Reproduce all of the material word for word.

▸ **Records for the exercise**
════════

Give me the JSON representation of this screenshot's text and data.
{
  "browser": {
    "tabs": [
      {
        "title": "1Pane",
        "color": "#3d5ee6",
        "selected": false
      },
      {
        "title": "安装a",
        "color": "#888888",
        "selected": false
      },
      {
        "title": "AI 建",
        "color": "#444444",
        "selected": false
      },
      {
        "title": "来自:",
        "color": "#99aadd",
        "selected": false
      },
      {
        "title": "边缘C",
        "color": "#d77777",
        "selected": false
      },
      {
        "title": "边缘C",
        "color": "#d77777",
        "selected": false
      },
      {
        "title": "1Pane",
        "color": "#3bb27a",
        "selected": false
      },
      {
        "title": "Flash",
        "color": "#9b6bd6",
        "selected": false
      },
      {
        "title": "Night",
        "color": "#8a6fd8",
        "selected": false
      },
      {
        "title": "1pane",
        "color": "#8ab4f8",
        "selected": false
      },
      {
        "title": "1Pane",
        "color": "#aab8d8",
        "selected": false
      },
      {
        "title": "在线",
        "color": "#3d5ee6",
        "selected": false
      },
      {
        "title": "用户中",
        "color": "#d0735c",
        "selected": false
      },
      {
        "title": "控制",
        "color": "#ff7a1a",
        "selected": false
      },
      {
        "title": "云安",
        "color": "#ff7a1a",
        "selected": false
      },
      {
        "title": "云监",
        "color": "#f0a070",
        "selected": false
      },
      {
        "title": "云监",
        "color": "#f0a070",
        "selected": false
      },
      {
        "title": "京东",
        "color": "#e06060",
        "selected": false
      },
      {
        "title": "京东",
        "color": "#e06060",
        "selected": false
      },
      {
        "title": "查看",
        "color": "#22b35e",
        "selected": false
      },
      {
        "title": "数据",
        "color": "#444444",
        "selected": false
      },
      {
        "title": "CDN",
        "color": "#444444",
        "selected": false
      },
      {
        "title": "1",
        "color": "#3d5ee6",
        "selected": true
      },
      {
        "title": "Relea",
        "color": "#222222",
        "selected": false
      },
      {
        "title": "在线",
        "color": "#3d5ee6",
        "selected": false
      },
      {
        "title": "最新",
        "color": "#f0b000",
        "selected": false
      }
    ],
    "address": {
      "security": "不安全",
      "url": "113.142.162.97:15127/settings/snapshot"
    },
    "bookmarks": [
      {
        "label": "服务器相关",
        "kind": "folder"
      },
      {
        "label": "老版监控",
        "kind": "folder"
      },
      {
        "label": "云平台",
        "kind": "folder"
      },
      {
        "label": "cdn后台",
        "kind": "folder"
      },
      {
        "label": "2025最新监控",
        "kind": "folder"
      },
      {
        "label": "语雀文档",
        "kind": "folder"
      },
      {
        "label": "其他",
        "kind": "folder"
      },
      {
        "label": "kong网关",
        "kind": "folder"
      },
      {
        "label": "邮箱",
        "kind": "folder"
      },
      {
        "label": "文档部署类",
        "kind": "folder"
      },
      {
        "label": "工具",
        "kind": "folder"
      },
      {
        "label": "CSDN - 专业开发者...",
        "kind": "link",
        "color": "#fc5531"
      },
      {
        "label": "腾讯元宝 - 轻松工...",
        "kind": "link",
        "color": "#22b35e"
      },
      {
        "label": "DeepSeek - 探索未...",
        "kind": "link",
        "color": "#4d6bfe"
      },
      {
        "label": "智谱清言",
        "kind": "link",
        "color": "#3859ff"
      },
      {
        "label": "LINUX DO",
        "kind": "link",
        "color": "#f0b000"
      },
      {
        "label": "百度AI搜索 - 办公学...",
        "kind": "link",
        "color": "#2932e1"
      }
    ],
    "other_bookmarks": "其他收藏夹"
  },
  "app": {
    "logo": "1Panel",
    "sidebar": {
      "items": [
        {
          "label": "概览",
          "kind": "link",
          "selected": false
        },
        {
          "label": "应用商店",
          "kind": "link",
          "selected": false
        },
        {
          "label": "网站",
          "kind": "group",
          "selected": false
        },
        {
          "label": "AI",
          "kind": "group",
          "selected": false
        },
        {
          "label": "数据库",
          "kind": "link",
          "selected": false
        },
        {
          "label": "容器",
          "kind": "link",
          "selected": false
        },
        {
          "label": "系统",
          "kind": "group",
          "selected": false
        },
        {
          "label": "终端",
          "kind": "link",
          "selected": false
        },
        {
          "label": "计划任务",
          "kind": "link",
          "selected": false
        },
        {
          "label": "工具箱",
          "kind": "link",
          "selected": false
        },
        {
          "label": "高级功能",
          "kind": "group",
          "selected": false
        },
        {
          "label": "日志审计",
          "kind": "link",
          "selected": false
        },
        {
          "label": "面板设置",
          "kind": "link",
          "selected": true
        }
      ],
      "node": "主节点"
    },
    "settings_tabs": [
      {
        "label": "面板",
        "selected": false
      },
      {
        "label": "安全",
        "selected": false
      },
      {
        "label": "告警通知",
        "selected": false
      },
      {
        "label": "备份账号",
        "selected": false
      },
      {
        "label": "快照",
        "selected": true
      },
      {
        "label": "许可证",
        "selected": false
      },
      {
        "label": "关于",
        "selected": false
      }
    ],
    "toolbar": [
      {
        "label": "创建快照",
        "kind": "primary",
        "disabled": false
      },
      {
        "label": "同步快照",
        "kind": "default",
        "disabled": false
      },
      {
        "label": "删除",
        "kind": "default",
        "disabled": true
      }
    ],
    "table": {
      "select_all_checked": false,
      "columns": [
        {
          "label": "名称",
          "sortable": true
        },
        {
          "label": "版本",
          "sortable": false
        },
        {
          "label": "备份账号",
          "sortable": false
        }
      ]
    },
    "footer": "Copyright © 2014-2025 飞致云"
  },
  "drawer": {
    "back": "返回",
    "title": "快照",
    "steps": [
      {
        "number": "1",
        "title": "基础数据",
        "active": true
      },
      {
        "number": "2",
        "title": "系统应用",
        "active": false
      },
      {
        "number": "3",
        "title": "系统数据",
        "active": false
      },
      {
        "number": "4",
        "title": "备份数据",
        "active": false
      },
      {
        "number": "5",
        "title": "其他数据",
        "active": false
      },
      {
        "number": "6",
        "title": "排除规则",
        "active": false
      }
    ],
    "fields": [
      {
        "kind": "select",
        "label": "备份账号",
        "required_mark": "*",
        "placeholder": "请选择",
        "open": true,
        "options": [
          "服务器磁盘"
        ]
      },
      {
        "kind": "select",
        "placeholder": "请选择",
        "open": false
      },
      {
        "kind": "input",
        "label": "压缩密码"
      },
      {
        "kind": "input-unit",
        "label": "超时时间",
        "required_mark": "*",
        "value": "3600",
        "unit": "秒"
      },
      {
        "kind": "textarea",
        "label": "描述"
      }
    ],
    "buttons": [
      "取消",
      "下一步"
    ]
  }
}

════════

▸ **Reply to the exercise**
Give me the JSON representation of this screenshot's text and data.
{
  "browser": {
    "tabs": [
      {
        "title": "1Pane",
        "color": "#3d5ee6",
        "selected": false
      },
      {
        "title": "安装a",
        "color": "#888888",
        "selected": false
      },
      {
        "title": "AI 建",
        "color": "#444444",
        "selected": false
      },
      {
        "title": "来自:",
        "color": "#99aadd",
        "selected": false
      },
      {
        "title": "边缘C",
        "color": "#d77777",
        "selected": false
      },
      {
        "title": "边缘C",
        "color": "#d77777",
        "selected": false
      },
      {
        "title": "1Pane",
        "color": "#3bb27a",
        "selected": false
      },
      {
        "title": "Flash",
        "color": "#9b6bd6",
        "selected": false
      },
      {
        "title": "Night",
        "color": "#8a6fd8",
        "selected": false
      },
      {
        "title": "1pane",
        "color": "#8ab4f8",
        "selected": false
      },
      {
        "title": "1Pane",
        "color": "#aab8d8",
        "selected": false
      },
      {
        "title": "在线",
        "color": "#3d5ee6",
        "selected": false
      },
      {
        "title": "用户中",
        "color": "#d0735c",
        "selected": false
      },
      {
        "title": "控制",
        "color": "#ff7a1a",
        "selected": false
      },
      {
        "title": "云安",
        "color": "#ff7a1a",
        "selected": false
      },
      {
        "title": "云监",
        "color": "#f0a070",
        "selected": false
      },
      {
        "title": "云监",
        "color": "#f0a070",
        "selected": false
      },
      {
        "title": "京东",
        "color": "#e06060",
        "selected": false
      },
      {
        "title": "京东",
        "color": "#e06060",
        "selected": false
      },
      {
        "title": "查看",
        "color": "#22b35e",
        "selected": false
      },
      {
        "title": "数据",
        "color": "#444444",
        "selected": false
      },
      {
        "title": "CDN",
        "color": "#444444",
        "selected": false
      },
      {
        "title": "1",
        "color": "#3d5ee6",
        "selected": true
      },
      {
        "title": "Relea",
        "color": "#222222",
        "selected": false
      },
      {
        "title": "在线",
        "color": "#3d5ee6",
        "selected": false
      },
      {
        "title": "最新",
        "color": "#f0b000",
        "selected": false
      }
    ],
    "address": {
      "security": "不安全",
      "url": "113.142.162.97:15127/settings/snapshot"
    },
    "bookmarks": [
      {
        "label": "服务器相关",
        "kind": "folder"
      },
      {
        "label": "老版监控",
        "kind": "folder"
      },
      {
        "label": "云平台",
        "kind": "folder"
      },
      {
        "label": "cdn后台",
        "kind": "folder"
      },
      {
        "label": "2025最新监控",
        "kind": "folder"
      },
      {
        "label": "语雀文档",
        "kind": "folder"
      },
      {
        "label": "其他",
        "kind": "folder"
      },
      {
        "label": "kong网关",
        "kind": "folder"
      },
      {
        "label": "邮箱",
        "kind": "folder"
      },
      {
        "label": "文档部署类",
        "kind": "folder"
      },
      {
        "label": "工具",
        "kind": "folder"
      },
      {
        "label": "CSDN - 专业开发者...",
        "kind": "link",
        "color": "#fc5531"
      },
      {
        "label": "腾讯元宝 - 轻松工...",
        "kind": "link",
        "color": "#22b35e"
      },
      {
        "label": "DeepSeek - 探索未...",
        "kind": "link",
        "color": "#4d6bfe"
      },
      {
        "label": "智谱清言",
        "kind": "link",
        "color": "#3859ff"
      },
      {
        "label": "LINUX DO",
        "kind": "link",
        "color": "#f0b000"
      },
      {
        "label": "百度AI搜索 - 办公学...",
        "kind": "link",
        "color": "#2932e1"
      }
    ],
    "other_bookmarks": "其他收藏夹"
  },
  "app": {
    "logo": "1Panel",
    "sidebar": {
      "items": [
        {
          "label": "概览",
          "kind": "link",
          "selected": false
        },
        {
          "label": "应用商店",
          "kind": "link",
          "selected": false
        },
        {
          "label": "网站",
          "kind": "group",
          "selected": false
        },
        {
          "label": "AI",
          "kind": "group",
          "selected": false
        },
        {
          "label": "数据库",
          "kind": "link",
          "selected": false
        },
        {
          "label": "容器",
          "kind": "link",
          "selected": false
        },
        {
          "label": "系统",
          "kind": "group",
          "selected": false
        },
        {
          "label": "终端",
          "kind": "link",
          "selected": false
        },
        {
          "label": "计划任务",
          "kind": "link",
          "selected": false
        },
        {
          "label": "工具箱",
          "kind": "link",
          "selected": false
        },
        {
          "label": "高级功能",
          "kind": "group",
          "selected": false
        },
        {
          "label": "日志审计",
          "kind": "link",
          "selected": false
        },
        {
          "label": "面板设置",
          "kind": "link",
          "selected": true
        }
      ],
      "node": "主节点"
    },
    "settings_tabs": [
      {
        "label": "面板",
        "selected": false
      },
      {
        "label": "安全",
        "selected": false
      },
      {
        "label": "告警通知",
        "selected": false
      },
      {
        "label": "备份账号",
        "selected": false
      },
      {
        "label": "快照",
        "selected": true
      },
      {
        "label": "许可证",
        "selected": false
      },
      {
        "label": "关于",
        "selected": false
      }
    ],
    "toolbar": [
      {
        "label": "创建快照",
        "kind": "primary",
        "disabled": false
      },
      {
        "label": "同步快照",
        "kind": "default",
        "disabled": false
      },
      {
        "label": "删除",
        "kind": "default",
        "disabled": true
      }
    ],
    "table": {
      "select_all_checked": false,
      "columns": [
        {
          "label": "名称",
          "sortable": true
        },
        {
          "label": "版本",
          "sortable": false
        },
        {
          "label": "备份账号",
          "sortable": false
        }
      ]
    },
    "footer": "Copyright © 2014-2025 飞致云"
  },
  "drawer": {
    "back": "返回",
    "title": "快照",
    "steps": [
      {
        "number": "1",
        "title": "基础数据",
        "active": true
      },
      {
        "number": "2",
        "title": "系统应用",
        "active": false
      },
      {
        "number": "3",
        "title": "系统数据",
        "active": false
      },
      {
        "number": "4",
        "title": "备份数据",
        "active": false
      },
      {
        "number": "5",
        "title": "其他数据",
        "active": false
      },
      {
        "number": "6",
        "title": "排除规则",
        "active": false
      }
    ],
    "fields": [
      {
        "kind": "select",
        "label": "备份账号",
        "required_mark": "*",
        "placeholder": "请选择",
        "open": true,
        "options": [
          "服务器磁盘"
        ]
      },
      {
        "kind": "select",
        "placeholder": "请选择",
        "open": false
      },
      {
        "kind": "input",
        "label": "压缩密码"
      },
      {
        "kind": "input-unit",
        "label": "超时时间",
        "required_mark": "*",
        "value": "3600",
        "unit": "秒"
      },
      {
        "kind": "textarea",
        "label": "描述"
      }
    ],
    "buttons": [
      "取消",
      "下一步"
    ]
  }
}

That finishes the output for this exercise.